§ Short exercise
Copy every line of the items below word for word, leaving out the pictures.

§ Information supplied
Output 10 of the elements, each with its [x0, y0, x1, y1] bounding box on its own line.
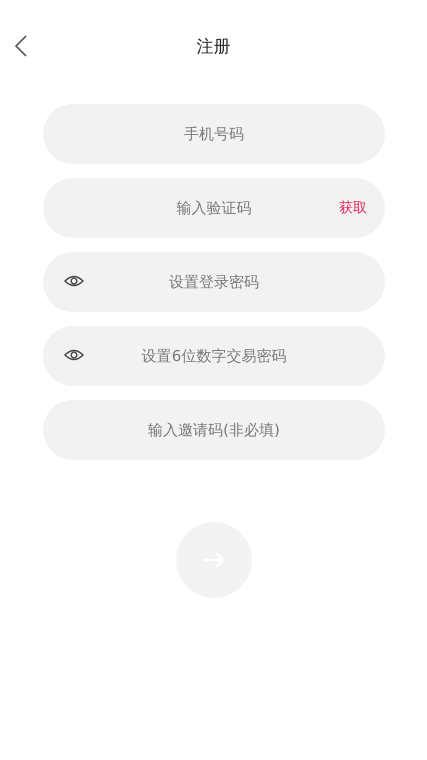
back-icon[interactable] [14, 34, 28, 58]
input-field[interactable]: 输入邀请码(非必填) [107, 421, 321, 439]
page-title: 注册 [196, 36, 230, 58]
input-field[interactable]: 设置6位数字交易密码 [107, 347, 321, 365]
eye-icon[interactable] [64, 348, 84, 362]
eye-icon[interactable] [64, 274, 84, 288]
input-field[interactable]: 输入验证码 [107, 199, 321, 217]
get-code-button[interactable]: 获取 [339, 199, 367, 217]
input-field[interactable]: 设置登录密码 [107, 273, 321, 291]
input-field[interactable]: 手机号码 [107, 125, 321, 143]
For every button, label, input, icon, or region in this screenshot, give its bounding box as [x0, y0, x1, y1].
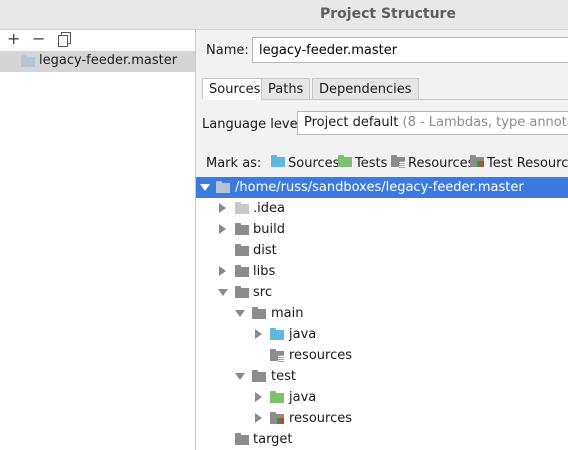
tab-sources[interactable]: Sources	[202, 78, 268, 100]
name-row: Name:	[196, 30, 568, 72]
module-label: legacy-feeder.master	[39, 53, 178, 68]
tree-item-root[interactable]: /home/russ/sandboxes/legacy-feeder.maste…	[196, 177, 568, 198]
collapse-arrow-icon[interactable]	[218, 289, 228, 296]
language-level-row: Language level: Project default (8 - Lam…	[196, 108, 568, 138]
sources-folder-icon	[270, 328, 284, 340]
folder-icon	[252, 307, 266, 319]
tree-item-label: dist	[253, 243, 277, 258]
tests-folder-icon	[270, 391, 284, 403]
title-bar: Project Structure	[0, 0, 568, 30]
tree-item-label: resources	[289, 348, 353, 363]
expand-arrow-icon[interactable]	[219, 203, 226, 213]
collapse-arrow-icon[interactable]	[200, 184, 210, 191]
copy-icon[interactable]	[58, 32, 71, 47]
tree-item-main-java[interactable]: java	[196, 324, 568, 345]
resources-folder-icon	[270, 349, 284, 362]
mark-sources-label: Sources	[288, 156, 340, 171]
tree-item-label: main	[271, 306, 304, 321]
test-resources-folder-icon	[470, 155, 484, 167]
tree-item-dist[interactable]: dist	[196, 240, 568, 261]
tree-item-test[interactable]: test	[196, 366, 568, 387]
name-field[interactable]	[252, 37, 568, 63]
tree-item-idea[interactable]: .idea	[196, 198, 568, 219]
expand-arrow-icon[interactable]	[255, 392, 262, 402]
tree-item-label: java	[289, 390, 317, 405]
content-root-tree: /home/russ/sandboxes/legacy-feeder.maste…	[196, 177, 568, 450]
tree-item-target[interactable]: target	[196, 429, 568, 450]
tree-item-test-java[interactable]: java	[196, 387, 568, 408]
collapse-arrow-icon[interactable]	[235, 373, 245, 380]
tree-item-label: .idea	[253, 201, 285, 216]
folder-icon	[235, 202, 249, 214]
collapse-arrow-icon[interactable]	[235, 310, 245, 317]
mark-as-row: Mark as: Sources Tests Resources Test Re…	[196, 153, 568, 173]
tree-item-build[interactable]: build	[196, 219, 568, 240]
mark-tests-label: Tests	[355, 156, 388, 171]
tree-item-main-resources[interactable]: resources	[196, 345, 568, 366]
tree-item-label: libs	[253, 264, 276, 279]
add-icon[interactable]: +	[7, 29, 20, 48]
tests-folder-icon	[338, 155, 352, 167]
tree-item-label: /home/russ/sandboxes/legacy-feeder.maste…	[235, 180, 524, 195]
module-sidebar: + − legacy-feeder.master	[0, 29, 196, 450]
tree-item-label: src	[253, 285, 272, 300]
tab-dependencies[interactable]: Dependencies	[312, 78, 419, 100]
sidebar-toolbar: + −	[0, 29, 195, 50]
folder-icon	[235, 244, 249, 256]
expand-arrow-icon[interactable]	[219, 224, 226, 234]
module-item[interactable]: legacy-feeder.master	[0, 51, 195, 72]
tree-item-main[interactable]: main	[196, 303, 568, 324]
resources-folder-icon	[391, 155, 405, 168]
module-folder-icon	[21, 55, 35, 67]
remove-icon[interactable]: −	[32, 29, 45, 48]
tree-item-test-resources[interactable]: resources	[196, 408, 568, 429]
folder-icon	[235, 223, 249, 235]
sources-folder-icon	[271, 155, 285, 167]
tree-item-label: java	[289, 327, 317, 342]
tree-item-libs[interactable]: libs	[196, 261, 568, 282]
tree-item-label: build	[253, 222, 285, 237]
folder-icon	[235, 265, 249, 277]
language-level-label: Language level:	[202, 117, 306, 132]
test-resources-folder-icon	[270, 412, 284, 424]
expand-arrow-icon[interactable]	[255, 413, 262, 423]
tab-bar: Sources Paths Dependencies	[202, 78, 568, 100]
mark-resources-label: Resources	[408, 156, 475, 171]
folder-icon	[216, 181, 230, 193]
window-title: Project Structure	[320, 6, 456, 22]
folder-icon	[235, 433, 249, 445]
language-level-select[interactable]: Project default (8 - Lambdas, type annot…	[297, 111, 568, 135]
name-label: Name:	[206, 43, 249, 58]
folder-icon	[252, 370, 266, 382]
language-level-value: Project default	[304, 115, 399, 130]
tree-item-label: test	[271, 369, 296, 384]
expand-arrow-icon[interactable]	[219, 266, 226, 276]
folder-icon	[235, 286, 249, 298]
tree-item-label: target	[253, 432, 293, 447]
tree-item-src[interactable]: src	[196, 282, 568, 303]
tree-item-label: resources	[289, 411, 353, 426]
mark-test-resources-label: Test Resources	[487, 156, 568, 171]
tab-paths[interactable]: Paths	[261, 78, 311, 100]
language-level-hint: (8 - Lambdas, type annotations e	[402, 115, 568, 130]
expand-arrow-icon[interactable]	[255, 329, 262, 339]
mark-as-label: Mark as:	[206, 156, 262, 171]
module-settings-panel: Name: Sources Paths Dependencies Languag…	[196, 30, 568, 450]
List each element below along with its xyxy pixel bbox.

§ Final result
Output 10 of the elements, each with its [x0, y0, x1, y1] bounding box on its own line.
back-icon[interactable] [14, 34, 28, 58]
input-field[interactable]: 输入邀请码(非必填) [107, 421, 321, 439]
page-title: 注册 [196, 36, 230, 58]
input-field[interactable]: 设置6位数字交易密码 [107, 347, 321, 365]
eye-icon[interactable] [64, 348, 84, 362]
eye-icon[interactable] [64, 274, 84, 288]
input-field[interactable]: 输入验证码 [107, 199, 321, 217]
get-code-button[interactable]: 获取 [339, 199, 367, 217]
input-field[interactable]: 设置登录密码 [107, 273, 321, 291]
input-field[interactable]: 手机号码 [107, 125, 321, 143]
For every button, label, input, icon, or region in this screenshot, give its bounding box as [x0, y0, x1, y1].
tab-sources[interactable]: Sources	[202, 78, 268, 100]
name-row: Name:	[196, 30, 568, 72]
module-label: legacy-feeder.master	[39, 53, 178, 68]
tree-item-root[interactable]: /home/russ/sandboxes/legacy-feeder.maste…	[196, 177, 568, 198]
collapse-arrow-icon[interactable]	[218, 289, 228, 296]
language-level-row: Language level: Project default (8 - Lam…	[196, 108, 568, 138]
sources-folder-icon	[270, 328, 284, 340]
folder-icon	[252, 307, 266, 319]
tree-item-label: dist	[253, 243, 277, 258]
tests-folder-icon	[270, 391, 284, 403]
title-bar: Project Structure	[0, 0, 568, 30]
tree-item-label: resources	[289, 348, 353, 363]
expand-arrow-icon[interactable]	[219, 203, 226, 213]
collapse-arrow-icon[interactable]	[200, 184, 210, 191]
copy-icon[interactable]	[58, 32, 71, 47]
tree-item-main-java[interactable]: java	[196, 324, 568, 345]
resources-folder-icon	[270, 349, 284, 362]
mark-sources-label: Sources	[288, 156, 340, 171]
tree-item-label: main	[271, 306, 304, 321]
test-resources-folder-icon	[470, 155, 484, 167]
tree-item-dist[interactable]: dist	[196, 240, 568, 261]
tree-item-test[interactable]: test	[196, 366, 568, 387]
name-field[interactable]	[252, 37, 568, 63]
tree-item-idea[interactable]: .idea	[196, 198, 568, 219]
expand-arrow-icon[interactable]	[255, 392, 262, 402]
tree-item-label: java	[289, 390, 317, 405]
content-root-tree: /home/russ/sandboxes/legacy-feeder.maste…	[196, 177, 568, 450]
tree-item-target[interactable]: target	[196, 429, 568, 450]
tree-item-test-java[interactable]: java	[196, 387, 568, 408]
collapse-arrow-icon[interactable]	[235, 373, 245, 380]
tree-item-label: .idea	[253, 201, 285, 216]
folder-icon	[235, 202, 249, 214]
collapse-arrow-icon[interactable]	[235, 310, 245, 317]
mark-as-row: Mark as: Sources Tests Resources Test Re…	[196, 153, 568, 173]
tree-item-build[interactable]: build	[196, 219, 568, 240]
mark-tests-label: Tests	[355, 156, 388, 171]
tree-item-main-resources[interactable]: resources	[196, 345, 568, 366]
tree-item-label: libs	[253, 264, 276, 279]
add-icon[interactable]: +	[7, 29, 20, 48]
tests-folder-icon	[338, 155, 352, 167]
tree-item-label: /home/russ/sandboxes/legacy-feeder.maste…	[235, 180, 524, 195]
module-sidebar: + − legacy-feeder.master	[0, 29, 196, 450]
tree-item-label: src	[253, 285, 272, 300]
tab-dependencies[interactable]: Dependencies	[312, 78, 419, 100]
sidebar-toolbar: + −	[0, 29, 195, 50]
folder-icon	[235, 244, 249, 256]
expand-arrow-icon[interactable]	[219, 224, 226, 234]
module-item[interactable]: legacy-feeder.master	[0, 51, 195, 72]
tree-item-main[interactable]: main	[196, 303, 568, 324]
resources-folder-icon	[391, 155, 405, 168]
module-folder-icon	[21, 55, 35, 67]
remove-icon[interactable]: −	[32, 29, 45, 48]
tree-item-test-resources[interactable]: resources	[196, 408, 568, 429]
folder-icon	[235, 223, 249, 235]
sources-folder-icon	[271, 155, 285, 167]
tree-item-label: java	[289, 327, 317, 342]
tree-item-libs[interactable]: libs	[196, 261, 568, 282]
tree-item-label: build	[253, 222, 285, 237]
folder-icon	[235, 265, 249, 277]
language-level-label: Language level:	[202, 117, 306, 132]
test-resources-folder-icon	[270, 412, 284, 424]
expand-arrow-icon[interactable]	[255, 413, 262, 423]
tab-bar: Sources Paths Dependencies	[202, 78, 568, 100]
mark-resources-label: Resources	[408, 156, 475, 171]
folder-icon	[216, 181, 230, 193]
window-title: Project Structure	[320, 6, 456, 22]
folder-icon	[235, 433, 249, 445]
language-level-select[interactable]: Project default (8 - Lambdas, type annot…	[297, 111, 568, 135]
name-label: Name:	[206, 43, 249, 58]
folder-icon	[252, 370, 266, 382]
language-level-value: Project default	[304, 115, 399, 130]
tree-item-label: test	[271, 369, 296, 384]
expand-arrow-icon[interactable]	[219, 266, 226, 276]
folder-icon	[235, 286, 249, 298]
tree-item-label: target	[253, 432, 293, 447]
tree-item-src[interactable]: src	[196, 282, 568, 303]
tree-item-label: resources	[289, 411, 353, 426]
mark-test-resources-label: Test Resources	[487, 156, 568, 171]
tab-paths[interactable]: Paths	[261, 78, 311, 100]
language-level-hint: (8 - Lambdas, type annotations e	[402, 115, 568, 130]
expand-arrow-icon[interactable]	[255, 329, 262, 339]
mark-as-label: Mark as:	[206, 156, 262, 171]
module-settings-panel: Name: Sources Paths Dependencies Languag…	[196, 30, 568, 450]
List each element below along with its xyxy pixel bbox.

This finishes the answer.